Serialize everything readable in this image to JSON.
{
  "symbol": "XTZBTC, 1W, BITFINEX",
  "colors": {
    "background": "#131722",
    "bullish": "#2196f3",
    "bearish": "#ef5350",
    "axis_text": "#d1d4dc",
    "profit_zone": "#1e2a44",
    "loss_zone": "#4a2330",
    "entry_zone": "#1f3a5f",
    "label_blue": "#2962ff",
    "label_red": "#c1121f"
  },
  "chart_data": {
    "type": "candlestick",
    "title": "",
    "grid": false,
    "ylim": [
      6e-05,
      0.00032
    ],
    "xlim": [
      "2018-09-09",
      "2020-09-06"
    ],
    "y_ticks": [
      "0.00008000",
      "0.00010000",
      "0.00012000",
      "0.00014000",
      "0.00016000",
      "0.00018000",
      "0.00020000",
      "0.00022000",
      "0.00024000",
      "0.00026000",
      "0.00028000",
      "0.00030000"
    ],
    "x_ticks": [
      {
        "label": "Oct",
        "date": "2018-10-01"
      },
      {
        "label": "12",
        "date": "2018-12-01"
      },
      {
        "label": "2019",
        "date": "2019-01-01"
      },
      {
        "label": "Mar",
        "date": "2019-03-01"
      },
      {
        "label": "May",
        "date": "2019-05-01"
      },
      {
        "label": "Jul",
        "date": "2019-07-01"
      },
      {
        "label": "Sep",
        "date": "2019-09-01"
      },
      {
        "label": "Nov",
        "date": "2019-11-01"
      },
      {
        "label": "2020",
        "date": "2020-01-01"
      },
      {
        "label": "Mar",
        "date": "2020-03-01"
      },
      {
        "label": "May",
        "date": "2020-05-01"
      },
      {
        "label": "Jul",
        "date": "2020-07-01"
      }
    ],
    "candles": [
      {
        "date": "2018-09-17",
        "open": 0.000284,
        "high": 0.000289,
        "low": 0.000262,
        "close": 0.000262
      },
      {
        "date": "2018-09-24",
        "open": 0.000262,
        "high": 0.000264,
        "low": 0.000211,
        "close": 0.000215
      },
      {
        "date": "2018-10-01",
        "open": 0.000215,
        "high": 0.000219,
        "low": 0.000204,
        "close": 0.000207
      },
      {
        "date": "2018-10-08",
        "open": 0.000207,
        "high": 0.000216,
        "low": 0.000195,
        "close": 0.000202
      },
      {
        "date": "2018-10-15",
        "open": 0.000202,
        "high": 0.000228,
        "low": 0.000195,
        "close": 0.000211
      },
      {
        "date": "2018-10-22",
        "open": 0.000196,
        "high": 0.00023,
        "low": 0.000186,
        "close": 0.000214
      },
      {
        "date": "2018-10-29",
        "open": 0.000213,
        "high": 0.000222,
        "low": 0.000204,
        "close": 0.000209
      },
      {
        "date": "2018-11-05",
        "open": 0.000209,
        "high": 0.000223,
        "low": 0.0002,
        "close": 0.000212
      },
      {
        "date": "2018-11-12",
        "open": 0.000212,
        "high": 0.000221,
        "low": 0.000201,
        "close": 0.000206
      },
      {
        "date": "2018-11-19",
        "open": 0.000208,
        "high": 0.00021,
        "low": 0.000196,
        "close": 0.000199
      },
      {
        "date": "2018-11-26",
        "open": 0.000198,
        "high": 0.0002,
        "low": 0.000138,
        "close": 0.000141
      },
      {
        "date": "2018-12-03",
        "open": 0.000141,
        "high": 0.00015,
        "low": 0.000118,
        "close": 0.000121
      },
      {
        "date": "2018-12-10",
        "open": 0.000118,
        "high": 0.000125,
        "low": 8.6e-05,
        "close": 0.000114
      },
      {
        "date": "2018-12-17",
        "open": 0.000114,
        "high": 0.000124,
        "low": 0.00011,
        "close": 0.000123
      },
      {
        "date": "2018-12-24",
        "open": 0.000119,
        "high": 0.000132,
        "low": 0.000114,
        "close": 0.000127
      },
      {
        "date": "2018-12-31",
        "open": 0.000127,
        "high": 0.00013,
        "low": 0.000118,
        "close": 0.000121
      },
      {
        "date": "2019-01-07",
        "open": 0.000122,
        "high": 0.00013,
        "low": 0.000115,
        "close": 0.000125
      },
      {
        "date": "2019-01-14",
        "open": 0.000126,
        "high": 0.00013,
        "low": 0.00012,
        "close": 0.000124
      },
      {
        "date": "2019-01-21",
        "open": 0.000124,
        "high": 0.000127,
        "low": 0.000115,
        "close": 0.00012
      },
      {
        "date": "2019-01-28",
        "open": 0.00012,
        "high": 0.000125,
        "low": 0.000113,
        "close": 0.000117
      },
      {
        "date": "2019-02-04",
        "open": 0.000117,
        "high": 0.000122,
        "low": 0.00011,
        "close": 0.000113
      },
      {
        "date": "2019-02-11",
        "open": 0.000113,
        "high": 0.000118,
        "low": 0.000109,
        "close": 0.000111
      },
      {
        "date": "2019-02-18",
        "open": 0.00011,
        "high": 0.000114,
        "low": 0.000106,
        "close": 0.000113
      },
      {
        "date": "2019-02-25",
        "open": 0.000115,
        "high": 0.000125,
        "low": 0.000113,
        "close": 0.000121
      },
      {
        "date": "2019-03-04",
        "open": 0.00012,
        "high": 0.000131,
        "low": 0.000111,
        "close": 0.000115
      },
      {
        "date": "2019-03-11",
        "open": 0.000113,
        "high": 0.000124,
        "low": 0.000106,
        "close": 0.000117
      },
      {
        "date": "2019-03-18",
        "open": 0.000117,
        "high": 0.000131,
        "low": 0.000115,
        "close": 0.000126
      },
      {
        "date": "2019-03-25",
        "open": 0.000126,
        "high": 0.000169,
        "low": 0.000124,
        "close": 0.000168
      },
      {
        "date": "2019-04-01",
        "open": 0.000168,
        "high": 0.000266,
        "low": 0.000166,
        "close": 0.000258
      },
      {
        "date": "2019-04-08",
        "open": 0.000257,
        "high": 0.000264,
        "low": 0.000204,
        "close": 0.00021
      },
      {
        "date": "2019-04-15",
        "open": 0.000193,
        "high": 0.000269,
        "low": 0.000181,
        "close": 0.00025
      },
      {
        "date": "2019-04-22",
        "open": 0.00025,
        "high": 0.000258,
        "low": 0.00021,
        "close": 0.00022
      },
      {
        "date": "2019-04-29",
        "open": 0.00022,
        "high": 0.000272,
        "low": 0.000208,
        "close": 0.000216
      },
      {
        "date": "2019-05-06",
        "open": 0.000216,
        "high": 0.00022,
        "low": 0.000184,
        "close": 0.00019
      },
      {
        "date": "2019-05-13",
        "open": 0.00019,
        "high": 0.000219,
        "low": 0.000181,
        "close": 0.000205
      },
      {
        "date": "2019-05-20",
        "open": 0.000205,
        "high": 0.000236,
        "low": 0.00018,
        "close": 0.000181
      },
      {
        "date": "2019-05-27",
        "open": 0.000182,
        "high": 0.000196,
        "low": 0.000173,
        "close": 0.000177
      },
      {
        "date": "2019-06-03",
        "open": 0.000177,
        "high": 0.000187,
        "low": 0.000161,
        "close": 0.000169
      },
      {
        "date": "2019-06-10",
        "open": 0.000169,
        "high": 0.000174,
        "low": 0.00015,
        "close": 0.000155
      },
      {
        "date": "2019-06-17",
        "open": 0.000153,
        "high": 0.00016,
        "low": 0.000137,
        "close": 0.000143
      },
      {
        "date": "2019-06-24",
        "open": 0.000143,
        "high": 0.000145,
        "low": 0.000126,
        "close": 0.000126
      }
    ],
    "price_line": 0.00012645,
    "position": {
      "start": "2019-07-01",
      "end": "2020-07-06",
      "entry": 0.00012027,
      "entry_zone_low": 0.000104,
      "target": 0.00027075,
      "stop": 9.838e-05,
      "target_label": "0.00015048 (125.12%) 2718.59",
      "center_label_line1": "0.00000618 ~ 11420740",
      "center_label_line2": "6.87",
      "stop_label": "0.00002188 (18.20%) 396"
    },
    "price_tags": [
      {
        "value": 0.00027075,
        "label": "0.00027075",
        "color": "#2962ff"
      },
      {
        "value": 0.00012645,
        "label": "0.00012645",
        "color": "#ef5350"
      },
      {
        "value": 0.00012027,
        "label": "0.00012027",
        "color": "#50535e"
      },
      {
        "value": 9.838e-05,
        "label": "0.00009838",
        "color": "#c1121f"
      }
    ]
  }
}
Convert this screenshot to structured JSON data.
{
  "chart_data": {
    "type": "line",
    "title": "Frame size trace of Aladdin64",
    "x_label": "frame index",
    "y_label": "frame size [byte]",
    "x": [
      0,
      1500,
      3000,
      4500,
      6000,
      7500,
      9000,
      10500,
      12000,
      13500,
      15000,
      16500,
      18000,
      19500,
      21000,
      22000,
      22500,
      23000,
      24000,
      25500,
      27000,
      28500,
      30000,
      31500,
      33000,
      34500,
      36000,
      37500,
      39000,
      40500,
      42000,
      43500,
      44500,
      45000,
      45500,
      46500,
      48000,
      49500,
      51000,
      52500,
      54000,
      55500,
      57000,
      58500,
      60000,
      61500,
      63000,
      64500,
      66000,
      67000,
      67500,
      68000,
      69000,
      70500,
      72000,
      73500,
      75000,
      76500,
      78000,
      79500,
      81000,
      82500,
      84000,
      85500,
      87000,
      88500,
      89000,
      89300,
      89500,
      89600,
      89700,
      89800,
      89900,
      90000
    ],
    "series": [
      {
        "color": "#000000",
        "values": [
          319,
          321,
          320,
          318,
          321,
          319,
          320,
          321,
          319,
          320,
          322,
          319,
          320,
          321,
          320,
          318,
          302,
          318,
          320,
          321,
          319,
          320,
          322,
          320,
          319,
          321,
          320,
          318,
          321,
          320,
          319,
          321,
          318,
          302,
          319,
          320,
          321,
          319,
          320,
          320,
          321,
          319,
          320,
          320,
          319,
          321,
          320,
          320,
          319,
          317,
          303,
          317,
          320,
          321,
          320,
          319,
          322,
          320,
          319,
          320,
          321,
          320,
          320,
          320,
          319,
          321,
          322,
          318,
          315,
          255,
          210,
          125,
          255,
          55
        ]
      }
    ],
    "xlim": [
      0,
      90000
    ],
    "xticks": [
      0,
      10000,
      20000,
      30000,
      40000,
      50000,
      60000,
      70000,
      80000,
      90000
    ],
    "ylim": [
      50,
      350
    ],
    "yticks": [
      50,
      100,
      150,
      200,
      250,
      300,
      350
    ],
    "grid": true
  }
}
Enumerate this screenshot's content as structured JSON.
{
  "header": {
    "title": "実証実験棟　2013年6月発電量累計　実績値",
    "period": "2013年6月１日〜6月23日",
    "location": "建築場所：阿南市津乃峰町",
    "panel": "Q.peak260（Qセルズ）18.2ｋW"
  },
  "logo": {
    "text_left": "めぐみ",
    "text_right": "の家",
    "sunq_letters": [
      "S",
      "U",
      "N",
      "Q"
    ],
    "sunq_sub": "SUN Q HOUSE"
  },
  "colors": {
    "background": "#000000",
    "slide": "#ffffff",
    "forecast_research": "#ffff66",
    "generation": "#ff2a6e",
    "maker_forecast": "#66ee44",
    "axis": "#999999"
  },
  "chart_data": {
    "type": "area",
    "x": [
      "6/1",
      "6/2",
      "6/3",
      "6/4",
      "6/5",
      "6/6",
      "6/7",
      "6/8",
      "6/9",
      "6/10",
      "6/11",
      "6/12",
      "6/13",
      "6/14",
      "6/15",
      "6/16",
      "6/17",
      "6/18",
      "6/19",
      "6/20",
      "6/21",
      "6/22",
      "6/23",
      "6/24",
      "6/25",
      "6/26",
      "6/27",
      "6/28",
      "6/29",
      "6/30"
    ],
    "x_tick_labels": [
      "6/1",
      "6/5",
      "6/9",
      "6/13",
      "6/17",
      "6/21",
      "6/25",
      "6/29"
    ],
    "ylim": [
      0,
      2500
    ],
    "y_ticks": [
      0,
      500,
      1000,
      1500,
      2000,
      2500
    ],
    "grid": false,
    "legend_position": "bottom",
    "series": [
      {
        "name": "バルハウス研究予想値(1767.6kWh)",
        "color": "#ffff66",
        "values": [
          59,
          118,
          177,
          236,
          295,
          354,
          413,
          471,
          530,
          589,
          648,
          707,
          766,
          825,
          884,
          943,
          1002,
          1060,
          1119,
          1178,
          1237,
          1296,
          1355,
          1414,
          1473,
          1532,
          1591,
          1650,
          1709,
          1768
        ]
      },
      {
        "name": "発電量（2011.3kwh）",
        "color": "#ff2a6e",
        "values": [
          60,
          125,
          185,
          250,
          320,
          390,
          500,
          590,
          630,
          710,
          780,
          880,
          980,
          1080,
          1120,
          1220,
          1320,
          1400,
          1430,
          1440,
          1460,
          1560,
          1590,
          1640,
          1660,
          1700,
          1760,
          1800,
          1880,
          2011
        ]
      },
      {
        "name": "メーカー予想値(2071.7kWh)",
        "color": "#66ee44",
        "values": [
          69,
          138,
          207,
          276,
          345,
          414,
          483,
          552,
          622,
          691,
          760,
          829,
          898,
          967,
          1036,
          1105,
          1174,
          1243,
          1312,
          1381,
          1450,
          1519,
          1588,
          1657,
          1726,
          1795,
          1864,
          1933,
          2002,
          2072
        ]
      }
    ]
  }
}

◇ ◇ ◇ ◇ ◇ ◇ ◇

*EXERCISE*:
Look through the listing above and count the lines where the string "structured" appears. Report the number only.

*FINISHED ANSWER*:
2